=== What needs to be done ===
Write every line of the material out exactly as shown.

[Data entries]
-*-*-
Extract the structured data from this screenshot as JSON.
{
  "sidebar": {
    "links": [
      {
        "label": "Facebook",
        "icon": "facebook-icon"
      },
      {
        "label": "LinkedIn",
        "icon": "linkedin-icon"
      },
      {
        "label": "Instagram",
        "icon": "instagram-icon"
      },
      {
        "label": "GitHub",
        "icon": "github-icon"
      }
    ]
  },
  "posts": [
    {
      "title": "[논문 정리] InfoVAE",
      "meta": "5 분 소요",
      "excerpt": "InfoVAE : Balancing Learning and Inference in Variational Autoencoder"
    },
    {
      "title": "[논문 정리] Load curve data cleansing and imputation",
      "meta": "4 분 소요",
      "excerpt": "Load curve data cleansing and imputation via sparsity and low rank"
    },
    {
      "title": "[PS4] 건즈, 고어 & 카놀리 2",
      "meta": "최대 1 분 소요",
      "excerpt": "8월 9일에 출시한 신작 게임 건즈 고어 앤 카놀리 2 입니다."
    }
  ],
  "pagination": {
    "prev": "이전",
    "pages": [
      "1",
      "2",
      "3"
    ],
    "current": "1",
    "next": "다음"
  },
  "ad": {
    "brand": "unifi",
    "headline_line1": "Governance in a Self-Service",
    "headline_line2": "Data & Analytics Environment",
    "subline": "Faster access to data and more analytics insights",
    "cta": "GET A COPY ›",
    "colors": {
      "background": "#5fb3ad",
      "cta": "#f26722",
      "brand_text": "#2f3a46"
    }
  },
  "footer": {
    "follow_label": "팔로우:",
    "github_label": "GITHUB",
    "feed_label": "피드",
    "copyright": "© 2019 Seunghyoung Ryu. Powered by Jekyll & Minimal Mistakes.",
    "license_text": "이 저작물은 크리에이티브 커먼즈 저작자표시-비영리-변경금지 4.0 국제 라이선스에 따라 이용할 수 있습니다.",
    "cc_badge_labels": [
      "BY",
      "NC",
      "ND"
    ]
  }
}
-*-*-
=== Exercise result ===
Extract the structured data from this screenshot as JSON.
{
  "sidebar": {
    "links": [
      {
        "label": "Facebook",
        "icon": "facebook-icon"
      },
      {
        "label": "LinkedIn",
        "icon": "linkedin-icon"
      },
      {
        "label": "Instagram",
        "icon": "instagram-icon"
      },
      {
        "label": "GitHub",
        "icon": "github-icon"
      }
    ]
  },
  "posts": [
    {
      "title": "[논문 정리] InfoVAE",
      "meta": "5 분 소요",
      "excerpt": "InfoVAE : Balancing Learning and Inference in Variational Autoencoder"
    },
    {
      "title": "[논문 정리] Load curve data cleansing and imputation",
      "meta": "4 분 소요",
      "excerpt": "Load curve data cleansing and imputation via sparsity and low rank"
    },
    {
      "title": "[PS4] 건즈, 고어 & 카놀리 2",
      "meta": "최대 1 분 소요",
      "excerpt": "8월 9일에 출시한 신작 게임 건즈 고어 앤 카놀리 2 입니다."
    }
  ],
  "pagination": {
    "prev": "이전",
    "pages": [
      "1",
      "2",
      "3"
    ],
    "current": "1",
    "next": "다음"
  },
  "ad": {
    "brand": "unifi",
    "headline_line1": "Governance in a Self-Service",
    "headline_line2": "Data & Analytics Environment",
    "subline": "Faster access to data and more analytics insights",
    "cta": "GET A COPY ›",
    "colors": {
      "background": "#5fb3ad",
      "cta": "#f26722",
      "brand_text": "#2f3a46"
    }
  },
  "footer": {
    "follow_label": "팔로우:",
    "github_label": "GITHUB",
    "feed_label": "피드",
    "copyright": "© 2019 Seunghyoung Ryu. Powered by Jekyll & Minimal Mistakes.",
    "license_text": "이 저작물은 크리에이티브 커먼즈 저작자표시-비영리-변경금지 4.0 국제 라이선스에 따라 이용할 수 있습니다.",
    "cc_badge_labels": [
      "BY",
      "NC",
      "ND"
    ]
  }
}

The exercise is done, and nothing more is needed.